◆ Aim ◆
Type out the material below exactly.

%%

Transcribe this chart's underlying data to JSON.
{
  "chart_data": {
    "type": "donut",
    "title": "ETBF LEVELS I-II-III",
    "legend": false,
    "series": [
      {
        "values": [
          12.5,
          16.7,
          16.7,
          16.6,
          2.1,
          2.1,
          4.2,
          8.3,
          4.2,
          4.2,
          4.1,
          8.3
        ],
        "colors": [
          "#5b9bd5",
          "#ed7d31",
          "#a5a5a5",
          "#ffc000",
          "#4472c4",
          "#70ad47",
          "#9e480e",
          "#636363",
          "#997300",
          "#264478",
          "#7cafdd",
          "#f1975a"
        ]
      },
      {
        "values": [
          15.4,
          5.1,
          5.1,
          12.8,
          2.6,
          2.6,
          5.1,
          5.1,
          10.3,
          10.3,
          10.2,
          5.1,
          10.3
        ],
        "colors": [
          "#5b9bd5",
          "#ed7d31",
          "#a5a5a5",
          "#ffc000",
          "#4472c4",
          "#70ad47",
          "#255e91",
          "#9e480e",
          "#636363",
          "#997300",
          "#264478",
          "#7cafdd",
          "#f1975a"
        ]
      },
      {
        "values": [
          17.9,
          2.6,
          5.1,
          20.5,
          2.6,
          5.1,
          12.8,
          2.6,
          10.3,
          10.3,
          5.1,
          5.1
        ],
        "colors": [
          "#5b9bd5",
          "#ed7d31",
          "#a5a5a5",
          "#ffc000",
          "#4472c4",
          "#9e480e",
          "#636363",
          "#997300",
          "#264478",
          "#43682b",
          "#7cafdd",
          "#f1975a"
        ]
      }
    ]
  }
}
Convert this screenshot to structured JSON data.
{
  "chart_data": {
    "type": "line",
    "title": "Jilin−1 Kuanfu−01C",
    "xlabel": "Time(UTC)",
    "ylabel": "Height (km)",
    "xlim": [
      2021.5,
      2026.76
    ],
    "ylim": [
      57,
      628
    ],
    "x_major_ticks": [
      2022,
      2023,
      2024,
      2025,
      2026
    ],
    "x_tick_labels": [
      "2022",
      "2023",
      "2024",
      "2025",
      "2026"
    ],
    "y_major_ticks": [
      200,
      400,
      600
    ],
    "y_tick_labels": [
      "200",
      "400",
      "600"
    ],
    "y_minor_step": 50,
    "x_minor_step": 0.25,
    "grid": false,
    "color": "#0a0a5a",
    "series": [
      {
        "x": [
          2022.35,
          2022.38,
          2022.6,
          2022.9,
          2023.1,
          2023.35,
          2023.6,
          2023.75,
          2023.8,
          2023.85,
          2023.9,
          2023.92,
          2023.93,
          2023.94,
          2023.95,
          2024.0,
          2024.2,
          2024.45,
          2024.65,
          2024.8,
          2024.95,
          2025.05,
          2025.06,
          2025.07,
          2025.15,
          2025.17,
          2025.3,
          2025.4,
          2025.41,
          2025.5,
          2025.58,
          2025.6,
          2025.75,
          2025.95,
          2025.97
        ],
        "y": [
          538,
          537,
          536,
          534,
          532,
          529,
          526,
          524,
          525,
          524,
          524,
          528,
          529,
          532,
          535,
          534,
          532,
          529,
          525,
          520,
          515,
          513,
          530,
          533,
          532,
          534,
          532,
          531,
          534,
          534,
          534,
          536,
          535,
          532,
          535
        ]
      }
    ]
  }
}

%%

◆ Completed task ◆
Transcribe this chart's underlying data to JSON.
{
  "chart_data": {
    "type": "donut",
    "title": "ETBF LEVELS I-II-III",
    "legend": false,
    "series": [
      {
        "values": [
          12.5,
          16.7,
          16.7,
          16.6,
          2.1,
          2.1,
          4.2,
          8.3,
          4.2,
          4.2,
          4.1,
          8.3
        ],
        "colors": [
          "#5b9bd5",
          "#ed7d31",
          "#a5a5a5",
          "#ffc000",
          "#4472c4",
          "#70ad47",
          "#9e480e",
          "#636363",
          "#997300",
          "#264478",
          "#7cafdd",
          "#f1975a"
        ]
      },
      {
        "values": [
          15.4,
          5.1,
          5.1,
          12.8,
          2.6,
          2.6,
          5.1,
          5.1,
          10.3,
          10.3,
          10.2,
          5.1,
          10.3
        ],
        "colors": [
          "#5b9bd5",
          "#ed7d31",
          "#a5a5a5",
          "#ffc000",
          "#4472c4",
          "#70ad47",
          "#255e91",
          "#9e480e",
          "#636363",
          "#997300",
          "#264478",
          "#7cafdd",
          "#f1975a"
        ]
      },
      {
        "values": [
          17.9,
          2.6,
          5.1,
          20.5,
          2.6,
          5.1,
          12.8,
          2.6,
          10.3,
          10.3,
          5.1,
          5.1
        ],
        "colors": [
          "#5b9bd5",
          "#ed7d31",
          "#a5a5a5",
          "#ffc000",
          "#4472c4",
          "#9e480e",
          "#636363",
          "#997300",
          "#264478",
          "#43682b",
          "#7cafdd",
          "#f1975a"
        ]
      }
    ]
  }
}
Convert this screenshot to structured JSON data.
{
  "chart_data": {
    "type": "line",
    "title": "Jilin−1 Kuanfu−01C",
    "xlabel": "Time(UTC)",
    "ylabel": "Height (km)",
    "xlim": [
      2021.5,
      2026.76
    ],
    "ylim": [
      57,
      628
    ],
    "x_major_ticks": [
      2022,
      2023,
      2024,
      2025,
      2026
    ],
    "x_tick_labels": [
      "2022",
      "2023",
      "2024",
      "2025",
      "2026"
    ],
    "y_major_ticks": [
      200,
      400,
      600
    ],
    "y_tick_labels": [
      "200",
      "400",
      "600"
    ],
    "y_minor_step": 50,
    "x_minor_step": 0.25,
    "grid": false,
    "color": "#0a0a5a",
    "series": [
      {
        "x": [
          2022.35,
          2022.38,
          2022.6,
          2022.9,
          2023.1,
          2023.35,
          2023.6,
          2023.75,
          2023.8,
          2023.85,
          2023.9,
          2023.92,
          2023.93,
          2023.94,
          2023.95,
          2024.0,
          2024.2,
          2024.45,
          2024.65,
          2024.8,
          2024.95,
          2025.05,
          2025.06,
          2025.07,
          2025.15,
          2025.17,
          2025.3,
          2025.4,
          2025.41,
          2025.5,
          2025.58,
          2025.6,
          2025.75,
          2025.95,
          2025.97
        ],
        "y": [
          538,
          537,
          536,
          534,
          532,
          529,
          526,
          524,
          525,
          524,
          524,
          528,
          529,
          532,
          535,
          534,
          532,
          529,
          525,
          520,
          515,
          513,
          530,
          533,
          532,
          534,
          532,
          531,
          534,
          534,
          534,
          536,
          535,
          532,
          535
        ]
      }
    ]
  }
}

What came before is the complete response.